TASK DETAILS: Extract each line holding the word "Read" from the entries.

[Items from a data source]
■ ■ ■ ■ ■ ■ ■
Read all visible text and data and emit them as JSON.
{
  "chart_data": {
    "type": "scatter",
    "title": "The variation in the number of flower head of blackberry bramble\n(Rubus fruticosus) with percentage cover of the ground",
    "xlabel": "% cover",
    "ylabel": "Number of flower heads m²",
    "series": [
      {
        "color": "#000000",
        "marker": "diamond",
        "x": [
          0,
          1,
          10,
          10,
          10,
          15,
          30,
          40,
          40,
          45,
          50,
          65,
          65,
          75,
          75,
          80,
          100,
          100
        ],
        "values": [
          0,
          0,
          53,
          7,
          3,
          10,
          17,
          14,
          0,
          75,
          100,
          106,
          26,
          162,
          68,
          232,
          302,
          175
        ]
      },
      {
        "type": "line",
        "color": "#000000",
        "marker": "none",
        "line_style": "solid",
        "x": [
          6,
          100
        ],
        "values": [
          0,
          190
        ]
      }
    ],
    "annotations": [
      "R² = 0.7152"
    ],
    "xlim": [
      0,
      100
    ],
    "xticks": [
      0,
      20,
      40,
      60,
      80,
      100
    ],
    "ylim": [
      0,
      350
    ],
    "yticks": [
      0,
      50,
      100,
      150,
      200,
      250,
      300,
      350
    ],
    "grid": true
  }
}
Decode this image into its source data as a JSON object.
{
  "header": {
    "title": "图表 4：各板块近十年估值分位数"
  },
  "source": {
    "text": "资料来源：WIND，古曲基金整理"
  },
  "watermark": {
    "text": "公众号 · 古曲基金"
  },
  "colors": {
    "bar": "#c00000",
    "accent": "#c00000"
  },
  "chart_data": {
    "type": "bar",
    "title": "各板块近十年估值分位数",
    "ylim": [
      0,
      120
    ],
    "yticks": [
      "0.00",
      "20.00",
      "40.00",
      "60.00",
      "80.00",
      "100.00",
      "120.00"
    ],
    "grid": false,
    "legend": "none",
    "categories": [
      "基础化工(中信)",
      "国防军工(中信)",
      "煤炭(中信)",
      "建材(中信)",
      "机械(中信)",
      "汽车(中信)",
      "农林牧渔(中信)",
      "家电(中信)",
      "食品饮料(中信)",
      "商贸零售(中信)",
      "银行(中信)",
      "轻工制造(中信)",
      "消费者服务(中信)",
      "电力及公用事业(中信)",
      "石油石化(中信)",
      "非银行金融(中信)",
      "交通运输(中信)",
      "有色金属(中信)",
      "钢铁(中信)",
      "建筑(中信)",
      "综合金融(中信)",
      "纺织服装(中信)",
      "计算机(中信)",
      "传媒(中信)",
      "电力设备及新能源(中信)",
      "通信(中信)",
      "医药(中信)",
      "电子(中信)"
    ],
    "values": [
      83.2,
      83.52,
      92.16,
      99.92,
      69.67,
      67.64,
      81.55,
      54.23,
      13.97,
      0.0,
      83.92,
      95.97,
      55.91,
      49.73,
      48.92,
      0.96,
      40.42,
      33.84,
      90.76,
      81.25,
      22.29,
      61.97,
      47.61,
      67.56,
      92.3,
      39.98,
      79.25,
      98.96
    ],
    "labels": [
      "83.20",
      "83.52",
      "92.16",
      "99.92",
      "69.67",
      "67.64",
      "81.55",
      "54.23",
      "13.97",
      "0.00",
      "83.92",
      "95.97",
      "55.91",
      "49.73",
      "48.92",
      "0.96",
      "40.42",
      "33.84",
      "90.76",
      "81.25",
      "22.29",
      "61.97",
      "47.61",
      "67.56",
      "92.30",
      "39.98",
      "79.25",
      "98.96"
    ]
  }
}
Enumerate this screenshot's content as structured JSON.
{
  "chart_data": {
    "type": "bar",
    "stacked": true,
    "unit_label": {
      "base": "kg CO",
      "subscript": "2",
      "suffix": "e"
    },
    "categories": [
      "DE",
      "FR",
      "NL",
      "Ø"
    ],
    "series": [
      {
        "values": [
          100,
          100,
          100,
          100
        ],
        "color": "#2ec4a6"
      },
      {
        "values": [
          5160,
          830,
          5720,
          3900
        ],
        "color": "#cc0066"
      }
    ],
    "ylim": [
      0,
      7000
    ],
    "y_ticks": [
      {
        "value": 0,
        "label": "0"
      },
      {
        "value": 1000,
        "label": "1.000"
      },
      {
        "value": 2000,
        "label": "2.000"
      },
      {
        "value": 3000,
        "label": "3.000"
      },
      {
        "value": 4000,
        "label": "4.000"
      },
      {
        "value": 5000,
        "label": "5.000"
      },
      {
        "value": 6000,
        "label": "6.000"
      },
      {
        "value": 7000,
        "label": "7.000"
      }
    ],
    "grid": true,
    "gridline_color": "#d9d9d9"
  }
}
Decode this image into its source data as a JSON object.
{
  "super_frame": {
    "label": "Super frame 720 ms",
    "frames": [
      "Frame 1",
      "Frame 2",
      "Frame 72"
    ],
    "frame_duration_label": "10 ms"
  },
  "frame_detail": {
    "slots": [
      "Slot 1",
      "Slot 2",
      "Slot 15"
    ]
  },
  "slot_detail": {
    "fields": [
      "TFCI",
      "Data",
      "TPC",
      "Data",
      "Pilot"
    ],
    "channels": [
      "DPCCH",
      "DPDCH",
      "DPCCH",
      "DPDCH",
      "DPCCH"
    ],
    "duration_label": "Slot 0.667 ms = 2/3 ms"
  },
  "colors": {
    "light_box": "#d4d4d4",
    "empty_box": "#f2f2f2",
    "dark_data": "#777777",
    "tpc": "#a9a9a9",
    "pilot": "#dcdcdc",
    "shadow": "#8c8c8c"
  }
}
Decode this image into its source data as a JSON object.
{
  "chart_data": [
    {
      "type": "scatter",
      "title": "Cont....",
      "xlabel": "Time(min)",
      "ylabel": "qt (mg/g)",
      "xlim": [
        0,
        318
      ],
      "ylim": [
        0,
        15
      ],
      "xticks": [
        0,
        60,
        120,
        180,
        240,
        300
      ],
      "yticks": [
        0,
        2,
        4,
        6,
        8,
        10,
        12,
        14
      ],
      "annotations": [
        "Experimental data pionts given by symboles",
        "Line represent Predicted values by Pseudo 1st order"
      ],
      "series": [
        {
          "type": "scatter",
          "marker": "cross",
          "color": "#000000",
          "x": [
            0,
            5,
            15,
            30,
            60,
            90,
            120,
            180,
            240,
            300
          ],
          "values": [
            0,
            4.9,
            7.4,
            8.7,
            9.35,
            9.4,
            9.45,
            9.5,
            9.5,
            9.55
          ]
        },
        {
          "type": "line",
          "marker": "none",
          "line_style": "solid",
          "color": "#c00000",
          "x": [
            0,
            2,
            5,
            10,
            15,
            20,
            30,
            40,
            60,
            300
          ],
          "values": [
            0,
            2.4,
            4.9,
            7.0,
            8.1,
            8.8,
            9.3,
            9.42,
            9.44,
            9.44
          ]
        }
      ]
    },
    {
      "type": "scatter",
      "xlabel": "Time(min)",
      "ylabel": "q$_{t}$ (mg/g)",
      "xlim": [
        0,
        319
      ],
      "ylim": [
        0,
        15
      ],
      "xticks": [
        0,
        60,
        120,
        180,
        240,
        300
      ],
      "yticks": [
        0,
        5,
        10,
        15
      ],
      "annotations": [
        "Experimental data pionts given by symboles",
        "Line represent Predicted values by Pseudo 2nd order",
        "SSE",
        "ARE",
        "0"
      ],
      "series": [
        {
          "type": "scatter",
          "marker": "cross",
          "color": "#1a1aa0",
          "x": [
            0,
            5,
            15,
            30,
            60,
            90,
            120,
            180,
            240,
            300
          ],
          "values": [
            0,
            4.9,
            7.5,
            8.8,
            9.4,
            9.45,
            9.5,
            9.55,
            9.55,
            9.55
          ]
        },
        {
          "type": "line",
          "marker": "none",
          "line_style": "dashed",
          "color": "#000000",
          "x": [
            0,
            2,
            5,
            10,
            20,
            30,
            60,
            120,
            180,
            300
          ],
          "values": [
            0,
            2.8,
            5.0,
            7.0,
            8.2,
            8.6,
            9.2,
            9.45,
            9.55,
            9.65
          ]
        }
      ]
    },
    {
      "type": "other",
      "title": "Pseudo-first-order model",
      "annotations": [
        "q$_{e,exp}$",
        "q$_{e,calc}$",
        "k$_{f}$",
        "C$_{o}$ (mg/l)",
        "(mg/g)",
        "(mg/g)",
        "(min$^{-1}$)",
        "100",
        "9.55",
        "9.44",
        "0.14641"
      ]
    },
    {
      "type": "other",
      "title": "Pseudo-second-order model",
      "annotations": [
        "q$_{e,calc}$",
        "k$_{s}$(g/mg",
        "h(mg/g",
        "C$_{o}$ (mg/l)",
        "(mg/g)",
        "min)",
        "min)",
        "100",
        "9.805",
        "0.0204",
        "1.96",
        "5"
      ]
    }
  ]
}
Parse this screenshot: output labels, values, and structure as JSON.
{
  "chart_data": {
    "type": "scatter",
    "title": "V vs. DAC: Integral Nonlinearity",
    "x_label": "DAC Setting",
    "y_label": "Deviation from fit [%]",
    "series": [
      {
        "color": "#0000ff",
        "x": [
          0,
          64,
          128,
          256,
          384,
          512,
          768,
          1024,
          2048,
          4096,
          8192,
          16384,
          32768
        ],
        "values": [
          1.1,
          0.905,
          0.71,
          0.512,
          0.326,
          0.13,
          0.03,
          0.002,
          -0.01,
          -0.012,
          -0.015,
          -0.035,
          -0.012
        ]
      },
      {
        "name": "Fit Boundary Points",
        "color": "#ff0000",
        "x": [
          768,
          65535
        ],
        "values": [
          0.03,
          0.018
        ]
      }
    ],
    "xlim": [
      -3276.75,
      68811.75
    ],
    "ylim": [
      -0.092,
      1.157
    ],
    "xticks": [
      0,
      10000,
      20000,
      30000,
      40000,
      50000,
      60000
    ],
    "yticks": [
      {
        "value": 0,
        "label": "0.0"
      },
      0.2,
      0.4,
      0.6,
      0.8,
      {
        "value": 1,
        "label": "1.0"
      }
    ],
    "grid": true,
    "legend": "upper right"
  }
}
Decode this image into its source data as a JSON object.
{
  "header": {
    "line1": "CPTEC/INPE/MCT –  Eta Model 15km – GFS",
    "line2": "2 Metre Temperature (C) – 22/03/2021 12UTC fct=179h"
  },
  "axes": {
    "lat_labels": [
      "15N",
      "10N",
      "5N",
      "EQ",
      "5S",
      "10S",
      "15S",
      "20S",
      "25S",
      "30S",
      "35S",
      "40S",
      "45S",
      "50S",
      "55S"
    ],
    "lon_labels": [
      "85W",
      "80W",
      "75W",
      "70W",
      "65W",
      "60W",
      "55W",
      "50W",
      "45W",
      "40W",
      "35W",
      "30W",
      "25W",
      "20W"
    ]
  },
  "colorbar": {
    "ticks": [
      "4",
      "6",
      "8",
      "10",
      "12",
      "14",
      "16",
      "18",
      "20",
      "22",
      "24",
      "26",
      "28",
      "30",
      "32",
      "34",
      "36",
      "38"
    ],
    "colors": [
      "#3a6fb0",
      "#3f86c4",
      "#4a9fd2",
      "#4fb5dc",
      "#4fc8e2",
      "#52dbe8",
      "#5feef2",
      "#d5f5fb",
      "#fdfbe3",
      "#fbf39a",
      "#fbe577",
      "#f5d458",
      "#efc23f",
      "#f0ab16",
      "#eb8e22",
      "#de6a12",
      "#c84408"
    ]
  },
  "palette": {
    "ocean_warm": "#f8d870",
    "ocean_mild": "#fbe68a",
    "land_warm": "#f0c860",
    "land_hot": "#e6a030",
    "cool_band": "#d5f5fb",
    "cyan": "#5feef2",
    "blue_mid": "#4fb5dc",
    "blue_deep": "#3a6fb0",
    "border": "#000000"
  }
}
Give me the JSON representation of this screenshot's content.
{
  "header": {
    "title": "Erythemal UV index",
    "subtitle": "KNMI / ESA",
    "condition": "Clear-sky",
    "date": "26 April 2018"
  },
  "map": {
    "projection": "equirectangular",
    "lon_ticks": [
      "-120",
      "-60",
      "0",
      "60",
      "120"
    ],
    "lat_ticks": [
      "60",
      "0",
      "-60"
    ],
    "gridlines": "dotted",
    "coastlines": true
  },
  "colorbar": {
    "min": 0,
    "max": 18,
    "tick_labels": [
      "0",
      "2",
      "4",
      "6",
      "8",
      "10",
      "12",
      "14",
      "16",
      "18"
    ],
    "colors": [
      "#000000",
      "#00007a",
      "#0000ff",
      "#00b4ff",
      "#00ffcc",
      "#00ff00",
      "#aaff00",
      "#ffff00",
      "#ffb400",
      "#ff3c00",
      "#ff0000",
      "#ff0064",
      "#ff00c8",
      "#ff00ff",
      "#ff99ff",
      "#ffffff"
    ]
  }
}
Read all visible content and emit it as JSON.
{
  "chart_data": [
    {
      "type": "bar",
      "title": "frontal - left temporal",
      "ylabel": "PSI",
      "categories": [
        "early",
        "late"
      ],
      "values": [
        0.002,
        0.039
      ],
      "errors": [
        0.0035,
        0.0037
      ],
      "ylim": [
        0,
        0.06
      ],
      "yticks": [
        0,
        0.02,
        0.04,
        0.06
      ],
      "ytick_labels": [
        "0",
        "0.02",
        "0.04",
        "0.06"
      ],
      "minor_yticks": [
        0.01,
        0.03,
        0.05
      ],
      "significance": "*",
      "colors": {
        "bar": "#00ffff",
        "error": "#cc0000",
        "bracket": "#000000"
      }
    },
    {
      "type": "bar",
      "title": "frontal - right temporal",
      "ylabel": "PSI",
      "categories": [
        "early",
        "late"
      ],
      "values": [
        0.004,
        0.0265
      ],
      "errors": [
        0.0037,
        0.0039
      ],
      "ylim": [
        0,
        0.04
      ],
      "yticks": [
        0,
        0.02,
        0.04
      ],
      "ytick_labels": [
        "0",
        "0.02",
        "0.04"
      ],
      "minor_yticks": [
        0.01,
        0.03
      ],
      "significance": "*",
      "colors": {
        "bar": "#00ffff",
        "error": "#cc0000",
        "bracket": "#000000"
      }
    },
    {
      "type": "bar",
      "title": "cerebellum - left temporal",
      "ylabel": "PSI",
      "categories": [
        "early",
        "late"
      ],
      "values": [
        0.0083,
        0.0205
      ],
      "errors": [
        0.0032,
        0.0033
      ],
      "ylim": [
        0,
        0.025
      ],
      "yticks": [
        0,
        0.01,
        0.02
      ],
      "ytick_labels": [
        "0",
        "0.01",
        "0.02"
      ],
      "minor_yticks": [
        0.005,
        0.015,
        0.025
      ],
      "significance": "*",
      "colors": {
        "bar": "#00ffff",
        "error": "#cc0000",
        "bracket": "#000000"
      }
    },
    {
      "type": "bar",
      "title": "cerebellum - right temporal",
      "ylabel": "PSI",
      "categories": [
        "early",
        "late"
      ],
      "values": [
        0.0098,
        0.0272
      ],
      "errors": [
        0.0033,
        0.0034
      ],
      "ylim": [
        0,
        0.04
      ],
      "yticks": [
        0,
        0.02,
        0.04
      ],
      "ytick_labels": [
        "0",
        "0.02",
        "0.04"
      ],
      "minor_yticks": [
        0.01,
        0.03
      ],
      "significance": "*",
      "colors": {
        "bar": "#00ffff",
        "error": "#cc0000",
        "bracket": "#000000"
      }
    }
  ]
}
■ ■ ■ ■ ■ ■ ■
COMPLETED TASK:
Read all visible text and data and emit them as JSON.
Read all visible content and emit it as JSON.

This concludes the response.